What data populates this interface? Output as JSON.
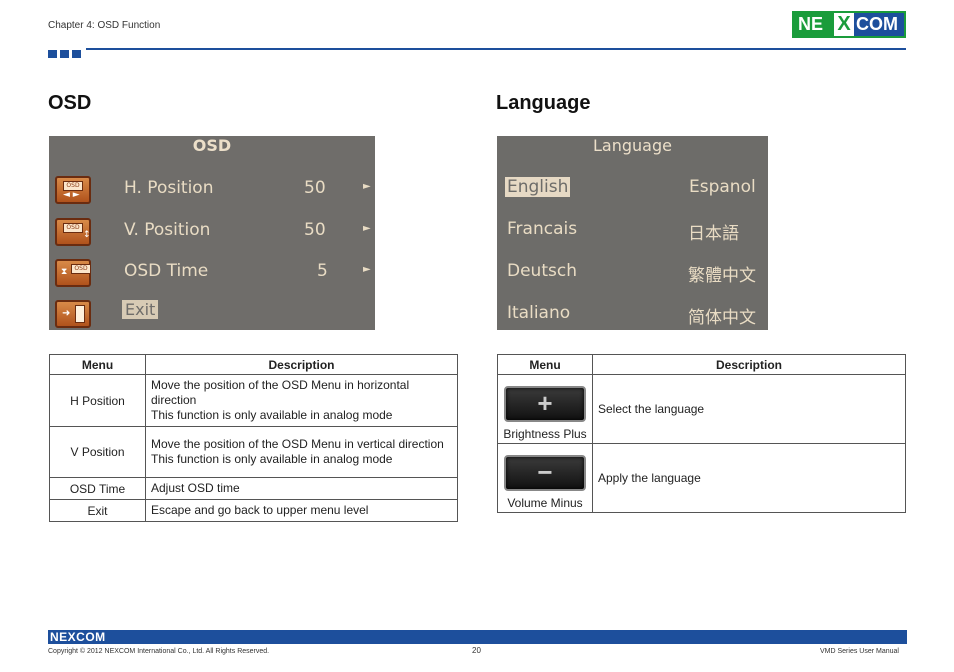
{
  "header": {
    "chapter": "Chapter 4: OSD Function",
    "logo": "NEXCOM"
  },
  "osd_section": {
    "title": "OSD",
    "screen": {
      "title": "OSD",
      "rows": [
        {
          "label": "H. Position",
          "value": "50",
          "icon_text": "OSD"
        },
        {
          "label": "V. Position",
          "value": "50",
          "icon_text": "OSD"
        },
        {
          "label": "OSD Time",
          "value": "5",
          "icon_text": "OSD"
        },
        {
          "label": "Exit"
        }
      ]
    },
    "table": {
      "headers": [
        "Menu",
        "Description"
      ],
      "rows": [
        {
          "menu": "H Position",
          "desc1": "Move the position of the OSD Menu in horizontal direction",
          "desc2": "This function is only available in analog mode"
        },
        {
          "menu": "V Position",
          "desc1": "Move the position of the OSD Menu in vertical direction",
          "desc2": "This function is only available in analog mode"
        },
        {
          "menu": "OSD Time",
          "desc1": "Adjust OSD time"
        },
        {
          "menu": "Exit",
          "desc1": "Escape and go back to upper menu level"
        }
      ]
    }
  },
  "language_section": {
    "title": "Language",
    "screen": {
      "title": "Language",
      "left": [
        "English",
        "Francais",
        "Deutsch",
        "Italiano"
      ],
      "right": [
        "Espanol",
        "日本語",
        "繁體中文",
        "简体中文"
      ]
    },
    "table": {
      "headers": [
        "Menu",
        "Description"
      ],
      "rows": [
        {
          "key_symbol": "+",
          "menu": "Brightness Plus",
          "desc": "Select the language"
        },
        {
          "key_symbol": "−",
          "menu": "Volume Minus",
          "desc": "Apply the language"
        }
      ]
    }
  },
  "footer": {
    "logo": "NEXCOM",
    "copyright": "Copyright © 2012 NEXCOM International Co., Ltd. All Rights Reserved.",
    "page": "20",
    "manual": "VMD Series User Manual"
  },
  "colors": {
    "brand_blue": "#1d4f9c",
    "brand_green": "#1a9c3b"
  }
}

=-=-=

* _OBJECTIVE_
Pictures are excluded; output everything else in the data verbatim.

* _FINAL RESULT_
What data populates this interface? Output as JSON.
{
  "header": {
    "chapter": "Chapter 4: OSD Function",
    "logo": "NEXCOM"
  },
  "osd_section": {
    "title": "OSD",
    "screen": {
      "title": "OSD",
      "rows": [
        {
          "label": "H. Position",
          "value": "50",
          "icon_text": "OSD"
        },
        {
          "label": "V. Position",
          "value": "50",
          "icon_text": "OSD"
        },
        {
          "label": "OSD Time",
          "value": "5",
          "icon_text": "OSD"
        },
        {
          "label": "Exit"
        }
      ]
    },
    "table": {
      "headers": [
        "Menu",
        "Description"
      ],
      "rows": [
        {
          "menu": "H Position",
          "desc1": "Move the position of the OSD Menu in horizontal direction",
          "desc2": "This function is only available in analog mode"
        },
        {
          "menu": "V Position",
          "desc1": "Move the position of the OSD Menu in vertical direction",
          "desc2": "This function is only available in analog mode"
        },
        {
          "menu": "OSD Time",
          "desc1": "Adjust OSD time"
        },
        {
          "menu": "Exit",
          "desc1": "Escape and go back to upper menu level"
        }
      ]
    }
  },
  "language_section": {
    "title": "Language",
    "screen": {
      "title": "Language",
      "left": [
        "English",
        "Francais",
        "Deutsch",
        "Italiano"
      ],
      "right": [
        "Espanol",
        "日本語",
        "繁體中文",
        "简体中文"
      ]
    },
    "table": {
      "headers": [
        "Menu",
        "Description"
      ],
      "rows": [
        {
          "key_symbol": "+",
          "menu": "Brightness Plus",
          "desc": "Select the language"
        },
        {
          "key_symbol": "−",
          "menu": "Volume Minus",
          "desc": "Apply the language"
        }
      ]
    }
  },
  "footer": {
    "logo": "NEXCOM",
    "copyright": "Copyright © 2012 NEXCOM International Co., Ltd. All Rights Reserved.",
    "page": "20",
    "manual": "VMD Series User Manual"
  },
  "colors": {
    "brand_blue": "#1d4f9c",
    "brand_green": "#1a9c3b"
  }
}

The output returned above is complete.